What is required:
Format every line of the records below as a numbered list, leaving out any blank lines.

begin

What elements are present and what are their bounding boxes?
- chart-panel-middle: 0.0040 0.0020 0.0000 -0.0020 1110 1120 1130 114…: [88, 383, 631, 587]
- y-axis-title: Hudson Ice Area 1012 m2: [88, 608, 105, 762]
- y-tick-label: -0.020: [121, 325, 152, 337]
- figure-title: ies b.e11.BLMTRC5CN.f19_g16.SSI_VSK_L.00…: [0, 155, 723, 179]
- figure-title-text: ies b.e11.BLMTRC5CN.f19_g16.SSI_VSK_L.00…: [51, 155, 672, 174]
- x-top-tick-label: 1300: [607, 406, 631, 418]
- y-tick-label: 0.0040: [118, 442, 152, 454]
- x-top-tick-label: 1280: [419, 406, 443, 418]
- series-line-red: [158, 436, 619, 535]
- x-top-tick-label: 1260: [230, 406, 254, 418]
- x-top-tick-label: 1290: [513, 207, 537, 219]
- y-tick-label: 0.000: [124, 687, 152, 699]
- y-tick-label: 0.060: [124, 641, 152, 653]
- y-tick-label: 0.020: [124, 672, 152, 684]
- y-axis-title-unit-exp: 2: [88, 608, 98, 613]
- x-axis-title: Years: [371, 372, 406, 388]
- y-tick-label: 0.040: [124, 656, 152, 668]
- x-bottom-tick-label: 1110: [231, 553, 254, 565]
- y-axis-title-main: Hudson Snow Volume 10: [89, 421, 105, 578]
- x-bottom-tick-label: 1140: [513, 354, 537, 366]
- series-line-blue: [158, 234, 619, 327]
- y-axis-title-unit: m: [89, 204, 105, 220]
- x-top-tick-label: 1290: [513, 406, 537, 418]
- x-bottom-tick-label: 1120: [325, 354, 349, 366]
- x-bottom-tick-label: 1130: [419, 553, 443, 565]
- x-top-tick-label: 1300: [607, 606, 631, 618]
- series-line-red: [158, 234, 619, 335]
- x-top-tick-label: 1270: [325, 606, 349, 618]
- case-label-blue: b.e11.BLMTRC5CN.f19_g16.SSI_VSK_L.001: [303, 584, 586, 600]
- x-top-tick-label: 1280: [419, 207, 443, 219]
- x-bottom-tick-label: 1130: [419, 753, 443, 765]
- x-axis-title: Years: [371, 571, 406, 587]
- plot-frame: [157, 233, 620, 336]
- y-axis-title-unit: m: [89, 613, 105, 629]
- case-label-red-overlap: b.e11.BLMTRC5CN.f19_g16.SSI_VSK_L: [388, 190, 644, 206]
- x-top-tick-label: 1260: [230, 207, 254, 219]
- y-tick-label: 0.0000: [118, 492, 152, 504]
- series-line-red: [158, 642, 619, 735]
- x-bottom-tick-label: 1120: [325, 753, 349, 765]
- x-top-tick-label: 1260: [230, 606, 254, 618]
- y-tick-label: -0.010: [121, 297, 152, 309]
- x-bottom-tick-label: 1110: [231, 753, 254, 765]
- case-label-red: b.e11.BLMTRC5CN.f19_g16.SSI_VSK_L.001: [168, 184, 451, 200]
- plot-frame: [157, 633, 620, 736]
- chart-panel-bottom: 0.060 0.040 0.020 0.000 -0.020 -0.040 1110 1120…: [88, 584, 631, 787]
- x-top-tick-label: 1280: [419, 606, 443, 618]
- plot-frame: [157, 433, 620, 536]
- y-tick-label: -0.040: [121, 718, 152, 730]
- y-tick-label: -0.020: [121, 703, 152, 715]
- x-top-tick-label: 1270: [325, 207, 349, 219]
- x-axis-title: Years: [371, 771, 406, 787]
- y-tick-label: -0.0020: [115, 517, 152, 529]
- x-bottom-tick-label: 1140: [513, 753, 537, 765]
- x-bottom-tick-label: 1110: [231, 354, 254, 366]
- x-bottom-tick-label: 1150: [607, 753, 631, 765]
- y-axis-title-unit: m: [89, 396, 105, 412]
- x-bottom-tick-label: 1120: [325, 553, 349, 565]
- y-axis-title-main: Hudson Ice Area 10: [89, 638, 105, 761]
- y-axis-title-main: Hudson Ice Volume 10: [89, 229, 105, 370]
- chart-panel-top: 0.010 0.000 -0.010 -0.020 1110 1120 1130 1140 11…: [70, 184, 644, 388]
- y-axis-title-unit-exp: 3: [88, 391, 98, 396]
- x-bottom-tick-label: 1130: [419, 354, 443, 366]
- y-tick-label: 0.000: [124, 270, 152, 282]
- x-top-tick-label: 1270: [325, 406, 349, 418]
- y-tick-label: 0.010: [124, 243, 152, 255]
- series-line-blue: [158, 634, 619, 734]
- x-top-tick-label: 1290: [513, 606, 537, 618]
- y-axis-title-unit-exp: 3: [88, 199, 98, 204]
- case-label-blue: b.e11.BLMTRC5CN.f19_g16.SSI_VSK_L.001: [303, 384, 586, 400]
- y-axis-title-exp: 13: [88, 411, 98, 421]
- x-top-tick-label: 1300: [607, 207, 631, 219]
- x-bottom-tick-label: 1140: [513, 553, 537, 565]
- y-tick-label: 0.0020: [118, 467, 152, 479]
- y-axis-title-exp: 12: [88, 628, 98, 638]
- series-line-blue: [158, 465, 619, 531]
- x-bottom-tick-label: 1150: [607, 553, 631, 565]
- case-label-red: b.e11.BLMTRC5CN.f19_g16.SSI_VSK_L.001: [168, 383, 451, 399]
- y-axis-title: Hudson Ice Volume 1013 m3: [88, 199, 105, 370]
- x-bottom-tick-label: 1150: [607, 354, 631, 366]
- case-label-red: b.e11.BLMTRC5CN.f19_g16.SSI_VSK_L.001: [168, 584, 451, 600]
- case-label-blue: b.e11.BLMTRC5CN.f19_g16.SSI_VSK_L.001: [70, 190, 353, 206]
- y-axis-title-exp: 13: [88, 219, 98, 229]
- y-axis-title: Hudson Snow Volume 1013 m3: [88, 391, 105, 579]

end

Task answer:
1. What elements are present and what are their bounding boxes?
2. - chart-panel-middle: 0.0040 0.0020 0.0000 -0.0020 1110 1120 1130 114…: [88, 383, 631, 587]
3. - y-axis-title: Hudson Ice Area 1012 m2: [88, 608, 105, 762]
4. - y-tick-label: -0.020: [121, 325, 152, 337]
5. - figure-title: ies b.e11.BLMTRC5CN.f19_g16.SSI_VSK_L.00…: [0, 155, 723, 179]
6. - figure-title-text: ies b.e11.BLMTRC5CN.f19_g16.SSI_VSK_L.00…: [51, 155, 672, 174]
7. - x-top-tick-label: 1300: [607, 406, 631, 418]
8. - y-tick-label: 0.0040: [118, 442, 152, 454]
9. - x-top-tick-label: 1280: [419, 406, 443, 418]
10. - series-line-red: [158, 436, 619, 535]
11. - x-top-tick-label: 1260: [230, 406, 254, 418]
12. - x-top-tick-label: 1290: [513, 207, 537, 219]
13. - y-tick-label: 0.000: [124, 687, 152, 699]
14. - y-tick-label: 0.060: [124, 641, 152, 653]
15. - y-tick-label: 0.020: [124, 672, 152, 684]
16. - y-axis-title-unit-exp: 2: [88, 608, 98, 613]
17. - x-axis-title: Years: [371, 372, 406, 388]
18. - y-tick-label: 0.040: [124, 656, 152, 668]
19. - x-bottom-tick-label: 1110: [231, 553, 254, 565]
20. - y-axis-title-main: Hudson Snow Volume 10: [89, 421, 105, 578]
21. - x-bottom-tick-label: 1140: [513, 354, 537, 366]
22. - series-line-blue: [158, 234, 619, 327]
23. - y-axis-title-unit: m: [89, 204, 105, 220]
24. - x-top-tick-label: 1290: [513, 406, 537, 418]
25. - x-bottom-tick-label: 1120: [325, 354, 349, 366]
26. - x-bottom-tick-label: 1130: [419, 553, 443, 565]
27. - x-top-tick-label: 1300: [607, 606, 631, 618]
28. - series-line-red: [158, 234, 619, 335]
29. - x-top-tick-label: 1270: [325, 606, 349, 618]
30. - case-label-blue: b.e11.BLMTRC5CN.f19_g16.SSI_VSK_L.001: [303, 584, 586, 600]
31. - x-top-tick-label: 1280: [419, 207, 443, 219]
32. - x-bottom-tick-label: 1130: [419, 753, 443, 765]
33. - x-axis-title: Years: [371, 571, 406, 587]
34. - plot-frame: [157, 233, 620, 336]
35. - y-axis-title-unit: m: [89, 613, 105, 629]
36. - case-label-red-overlap: b.e11.BLMTRC5CN.f19_g16.SSI_VSK_L: [388, 190, 644, 206]
37. - x-top-tick-label: 1260: [230, 207, 254, 219]
38. - y-tick-label: 0.0000: [118, 492, 152, 504]
39. - series-line-red: [158, 642, 619, 735]
40. - x-bottom-tick-label: 1120: [325, 753, 349, 765]
41. - x-top-tick-label: 1260: [230, 606, 254, 618]
42. - y-tick-label: -0.010: [121, 297, 152, 309]
43. - x-bottom-tick-label: 1110: [231, 753, 254, 765]
44. - case-label-red: b.e11.BLMTRC5CN.f19_g16.SSI_VSK_L.001: [168, 184, 451, 200]
45. - plot-frame: [157, 633, 620, 736]
46. - chart-panel-bottom: 0.060 0.040 0.020 0.000 -0.020 -0.040 1110 1120…: [88, 584, 631, 787]
47. - x-top-tick-label: 1280: [419, 606, 443, 618]
48. - plot-frame: [157, 433, 620, 536]
49. - y-tick-label: -0.040: [121, 718, 152, 730]
50. - y-tick-label: -0.020: [121, 703, 152, 715]
51. - x-top-tick-label: 1270: [325, 207, 349, 219]
52. - x-axis-title: Years: [371, 771, 406, 787]
53. - y-tick-label: -0.0020: [115, 517, 152, 529]
54. - x-bottom-tick-label: 1140: [513, 753, 537, 765]
55. - x-bottom-tick-label: 1110: [231, 354, 254, 366]
56. - x-bottom-tick-label: 1150: [607, 753, 631, 765]
57. - y-axis-title-unit: m: [89, 396, 105, 412]
58. - x-bottom-tick-label: 1120: [325, 553, 349, 565]
59. - y-axis-title-main: Hudson Ice Area 10: [89, 638, 105, 761]
60. - y-axis-title-main: Hudson Ice Volume 10: [89, 229, 105, 370]
61. - chart-panel-top: 0.010 0.000 -0.010 -0.020 1110 1120 1130 1140 11…: [70, 184, 644, 388]
62. - y-axis-title-unit-exp: 3: [88, 391, 98, 396]
63. - x-bottom-tick-label: 1130: [419, 354, 443, 366]
64. - y-tick-label: 0.000: [124, 270, 152, 282]
65. - x-top-tick-label: 1270: [325, 406, 349, 418]
66. - y-tick-label: 0.010: [124, 243, 152, 255]
67. - series-line-blue: [158, 634, 619, 734]
68. - x-top-tick-label: 1290: [513, 606, 537, 618]
69. - y-axis-title-unit-exp: 3: [88, 199, 98, 204]
70. - case-label-blue: b.e11.BLMTRC5CN.f19_g16.SSI_VSK_L.001: [303, 384, 586, 400]
71. - y-axis-title-exp: 13: [88, 411, 98, 421]
72. - x-top-tick-label: 1300: [607, 207, 631, 219]
73. - x-bottom-tick-label: 1140: [513, 553, 537, 565]
74. - y-tick-label: 0.0020: [118, 467, 152, 479]
75. - y-axis-title-exp: 12: [88, 628, 98, 638]
76. - series-line-blue: [158, 465, 619, 531]
77. - x-bottom-tick-label: 1150: [607, 553, 631, 565]
78. - case-label-red: b.e11.BLMTRC5CN.f19_g16.SSI_VSK_L.001: [168, 383, 451, 399]
79. - y-axis-title: Hudson Ice Volume 1013 m3: [88, 199, 105, 370]
80. - x-bottom-tick-label: 1150: [607, 354, 631, 366]
81. - case-label-red: b.e11.BLMTRC5CN.f19_g16.SSI_VSK_L.001: [168, 584, 451, 600]
82. - case-label-blue: b.e11.BLMTRC5CN.f19_g16.SSI_VSK_L.001: [70, 190, 353, 206]
83. - y-axis-title-exp: 13: [88, 219, 98, 229]
84. - y-axis-title: Hudson Snow Volume 1013 m3: [88, 391, 105, 579]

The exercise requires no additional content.